Repeat the full listing below verbatim and keep the images out.

Dataset items:
┏━━

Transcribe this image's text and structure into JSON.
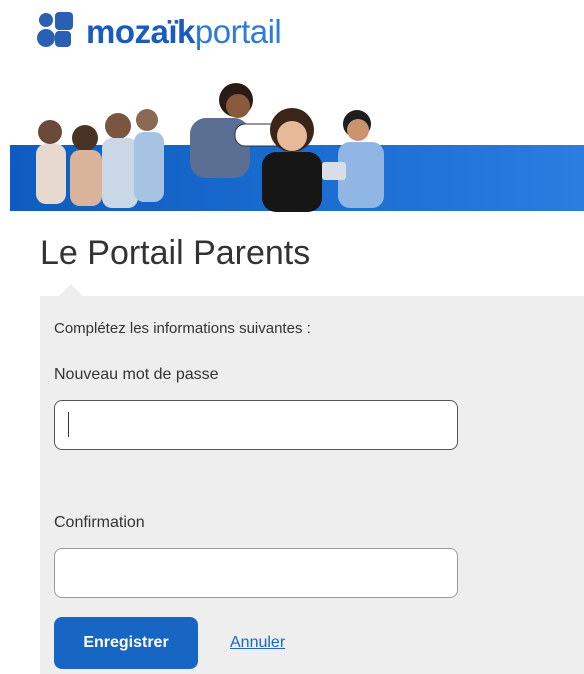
{
  "brand": {
    "bold": "mozaïk",
    "light": "portail"
  },
  "page": {
    "title": "Le Portail Parents"
  },
  "form": {
    "instructions": "Complétez les informations suivantes :",
    "new_password_label": "Nouveau mot de passe",
    "new_password_value": "",
    "confirmation_label": "Confirmation",
    "confirmation_value": "",
    "save_label": "Enregistrer",
    "cancel_label": "Annuler"
  },
  "colors": {
    "brand_blue": "#1766c3",
    "panel_bg": "#eeeeee"
  }
}
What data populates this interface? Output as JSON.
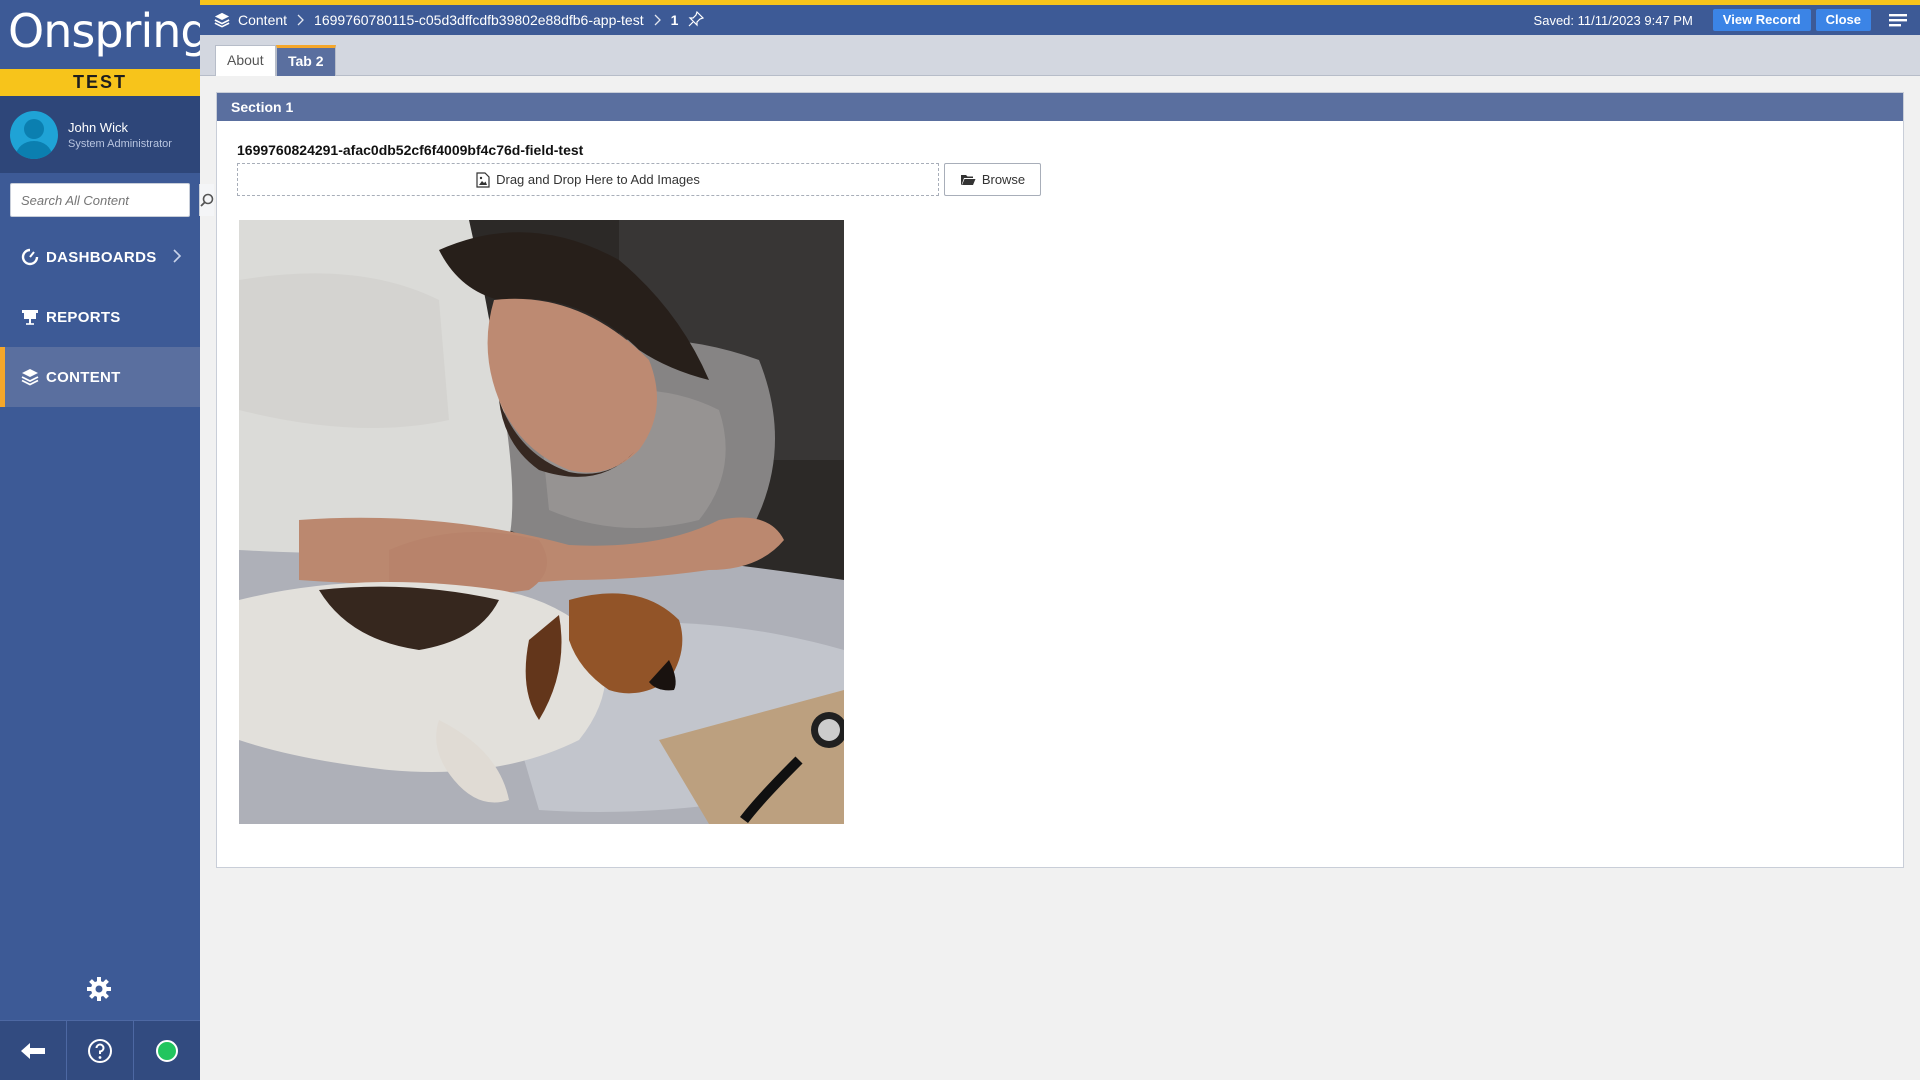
{
  "app": {
    "logo_text": "Onspring",
    "environment": "TEST"
  },
  "user": {
    "name": "John Wick",
    "role": "System Administrator"
  },
  "search": {
    "placeholder": "Search All Content"
  },
  "nav": {
    "items": [
      {
        "label": "DASHBOARDS",
        "icon": "dashboard-icon",
        "active": false,
        "has_chevron": true
      },
      {
        "label": "REPORTS",
        "icon": "reports-icon",
        "active": false,
        "has_chevron": false
      },
      {
        "label": "CONTENT",
        "icon": "layers-icon",
        "active": true,
        "has_chevron": false
      }
    ]
  },
  "breadcrumb": {
    "root": "Content",
    "app": "1699760780115-c05d3dffcdfb39802e88dfb6-app-test",
    "record": "1"
  },
  "header": {
    "saved_text": "Saved: 11/11/2023 9:47 PM",
    "view_record_label": "View Record",
    "close_label": "Close"
  },
  "tabs": [
    {
      "label": "About",
      "active": false
    },
    {
      "label": "Tab 2",
      "active": true
    }
  ],
  "section": {
    "title": "Section 1",
    "field_label": "1699760824291-afac0db52cf6f4009bf4c76d-field-test",
    "dropzone_text": "Drag and Drop Here to Add Images",
    "browse_label": "Browse",
    "image_alt": "Man sleeping next to a beagle dog on a bed"
  },
  "colors": {
    "sidebar": "#3d5a96",
    "accent_yellow": "#f7c41b",
    "accent_orange": "#f5a72b",
    "button_blue": "#3b84e6",
    "section_header": "#5a6f9f",
    "status_green": "#22c55e"
  }
}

┗━━

§ Result of the task
Transcribe this image's text and structure into JSON.
{
  "brand": {
    "bold": "mozaïk",
    "light": "portail"
  },
  "page": {
    "title": "Le Portail Parents"
  },
  "form": {
    "instructions": "Complétez les informations suivantes :",
    "new_password_label": "Nouveau mot de passe",
    "new_password_value": "",
    "confirmation_label": "Confirmation",
    "confirmation_value": "",
    "save_label": "Enregistrer",
    "cancel_label": "Annuler"
  },
  "colors": {
    "brand_blue": "#1766c3",
    "panel_bg": "#eeeeee"
  }
}
What data populates this interface? Output as JSON.
{
  "app": {
    "logo_text": "Onspring",
    "environment": "TEST"
  },
  "user": {
    "name": "John Wick",
    "role": "System Administrator"
  },
  "search": {
    "placeholder": "Search All Content"
  },
  "nav": {
    "items": [
      {
        "label": "DASHBOARDS",
        "icon": "dashboard-icon",
        "active": false,
        "has_chevron": true
      },
      {
        "label": "REPORTS",
        "icon": "reports-icon",
        "active": false,
        "has_chevron": false
      },
      {
        "label": "CONTENT",
        "icon": "layers-icon",
        "active": true,
        "has_chevron": false
      }
    ]
  },
  "breadcrumb": {
    "root": "Content",
    "app": "1699760780115-c05d3dffcdfb39802e88dfb6-app-test",
    "record": "1"
  },
  "header": {
    "saved_text": "Saved: 11/11/2023 9:47 PM",
    "view_record_label": "View Record",
    "close_label": "Close"
  },
  "tabs": [
    {
      "label": "About",
      "active": false
    },
    {
      "label": "Tab 2",
      "active": true
    }
  ],
  "section": {
    "title": "Section 1",
    "field_label": "1699760824291-afac0db52cf6f4009bf4c76d-field-test",
    "dropzone_text": "Drag and Drop Here to Add Images",
    "browse_label": "Browse",
    "image_alt": "Man sleeping next to a beagle dog on a bed"
  },
  "colors": {
    "sidebar": "#3d5a96",
    "accent_yellow": "#f7c41b",
    "accent_orange": "#f5a72b",
    "button_blue": "#3b84e6",
    "section_header": "#5a6f9f",
    "status_green": "#22c55e"
  }
}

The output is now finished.